## Exercise details
Check every line of the entries that follow, and copy the ones containing "ягода".

## Dataset content

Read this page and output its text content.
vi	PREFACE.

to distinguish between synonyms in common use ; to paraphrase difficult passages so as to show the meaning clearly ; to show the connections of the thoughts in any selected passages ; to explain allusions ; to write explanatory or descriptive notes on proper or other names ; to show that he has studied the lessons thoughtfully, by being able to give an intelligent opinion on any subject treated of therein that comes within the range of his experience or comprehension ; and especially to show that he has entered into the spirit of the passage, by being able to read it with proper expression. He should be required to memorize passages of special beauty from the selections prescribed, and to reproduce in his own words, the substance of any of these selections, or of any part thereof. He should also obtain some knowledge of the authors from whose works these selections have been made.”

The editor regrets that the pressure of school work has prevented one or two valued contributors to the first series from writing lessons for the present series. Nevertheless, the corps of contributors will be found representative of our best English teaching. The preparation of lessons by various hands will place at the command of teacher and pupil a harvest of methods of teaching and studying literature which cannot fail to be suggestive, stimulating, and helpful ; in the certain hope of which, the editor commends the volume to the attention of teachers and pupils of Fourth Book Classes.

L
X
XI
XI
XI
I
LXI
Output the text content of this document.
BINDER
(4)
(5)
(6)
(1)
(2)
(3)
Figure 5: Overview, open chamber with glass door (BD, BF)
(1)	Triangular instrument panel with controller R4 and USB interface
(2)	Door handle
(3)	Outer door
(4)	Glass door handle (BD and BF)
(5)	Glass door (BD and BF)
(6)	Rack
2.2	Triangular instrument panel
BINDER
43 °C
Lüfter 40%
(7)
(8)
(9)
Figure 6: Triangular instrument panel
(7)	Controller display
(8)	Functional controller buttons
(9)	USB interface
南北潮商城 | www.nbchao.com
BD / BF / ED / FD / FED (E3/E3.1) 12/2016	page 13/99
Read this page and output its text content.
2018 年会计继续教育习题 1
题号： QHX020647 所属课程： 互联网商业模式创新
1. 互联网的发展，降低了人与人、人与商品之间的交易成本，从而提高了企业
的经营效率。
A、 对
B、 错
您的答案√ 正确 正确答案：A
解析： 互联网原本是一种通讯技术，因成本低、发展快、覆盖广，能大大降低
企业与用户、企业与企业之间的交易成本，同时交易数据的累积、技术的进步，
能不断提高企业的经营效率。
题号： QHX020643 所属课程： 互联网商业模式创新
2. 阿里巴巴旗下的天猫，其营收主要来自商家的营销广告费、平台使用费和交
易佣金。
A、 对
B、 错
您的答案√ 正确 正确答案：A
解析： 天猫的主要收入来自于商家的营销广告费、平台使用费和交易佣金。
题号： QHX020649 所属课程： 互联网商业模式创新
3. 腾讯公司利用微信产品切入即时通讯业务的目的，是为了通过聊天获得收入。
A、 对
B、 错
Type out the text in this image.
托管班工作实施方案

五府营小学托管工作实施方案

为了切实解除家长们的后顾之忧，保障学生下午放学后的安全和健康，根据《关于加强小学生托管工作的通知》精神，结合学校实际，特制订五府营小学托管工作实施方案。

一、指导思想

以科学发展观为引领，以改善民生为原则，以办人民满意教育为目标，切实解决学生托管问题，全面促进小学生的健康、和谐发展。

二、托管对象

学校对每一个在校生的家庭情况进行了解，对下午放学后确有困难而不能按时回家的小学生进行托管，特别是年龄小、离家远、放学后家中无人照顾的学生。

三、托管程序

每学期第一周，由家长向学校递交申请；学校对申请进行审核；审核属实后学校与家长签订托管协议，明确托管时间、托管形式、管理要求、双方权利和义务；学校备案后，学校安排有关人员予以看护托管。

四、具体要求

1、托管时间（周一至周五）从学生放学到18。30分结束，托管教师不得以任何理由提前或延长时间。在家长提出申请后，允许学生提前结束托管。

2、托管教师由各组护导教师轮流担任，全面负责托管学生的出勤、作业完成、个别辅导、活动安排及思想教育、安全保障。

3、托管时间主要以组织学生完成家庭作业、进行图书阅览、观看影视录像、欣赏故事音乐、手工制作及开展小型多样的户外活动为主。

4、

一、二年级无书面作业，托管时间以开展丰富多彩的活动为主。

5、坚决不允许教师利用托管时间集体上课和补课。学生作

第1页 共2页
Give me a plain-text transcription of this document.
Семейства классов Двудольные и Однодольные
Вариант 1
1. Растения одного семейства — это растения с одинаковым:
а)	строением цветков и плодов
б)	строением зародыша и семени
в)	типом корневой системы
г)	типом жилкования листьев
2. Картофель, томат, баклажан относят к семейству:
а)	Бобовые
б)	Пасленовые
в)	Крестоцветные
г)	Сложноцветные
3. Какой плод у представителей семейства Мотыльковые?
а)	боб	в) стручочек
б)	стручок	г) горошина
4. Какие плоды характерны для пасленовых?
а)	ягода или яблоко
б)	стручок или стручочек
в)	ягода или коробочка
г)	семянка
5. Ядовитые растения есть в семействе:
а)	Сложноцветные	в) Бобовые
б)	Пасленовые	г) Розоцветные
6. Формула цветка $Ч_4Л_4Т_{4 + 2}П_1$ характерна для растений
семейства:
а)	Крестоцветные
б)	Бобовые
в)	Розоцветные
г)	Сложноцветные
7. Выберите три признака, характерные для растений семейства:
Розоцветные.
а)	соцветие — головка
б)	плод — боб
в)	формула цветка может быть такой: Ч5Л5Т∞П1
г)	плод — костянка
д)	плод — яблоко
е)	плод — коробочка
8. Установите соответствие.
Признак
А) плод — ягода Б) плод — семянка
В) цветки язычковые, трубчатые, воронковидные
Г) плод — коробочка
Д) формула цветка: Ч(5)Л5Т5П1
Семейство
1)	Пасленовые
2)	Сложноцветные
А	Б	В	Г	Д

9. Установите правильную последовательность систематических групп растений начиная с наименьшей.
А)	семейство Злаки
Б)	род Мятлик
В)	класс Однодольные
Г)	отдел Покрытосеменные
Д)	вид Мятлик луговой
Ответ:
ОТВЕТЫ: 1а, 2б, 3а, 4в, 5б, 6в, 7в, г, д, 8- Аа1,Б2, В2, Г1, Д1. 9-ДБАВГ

## Solution
а)	ягода или яблоко
в)	ягода или коробочка
А) плод — ягода Б) плод — семянка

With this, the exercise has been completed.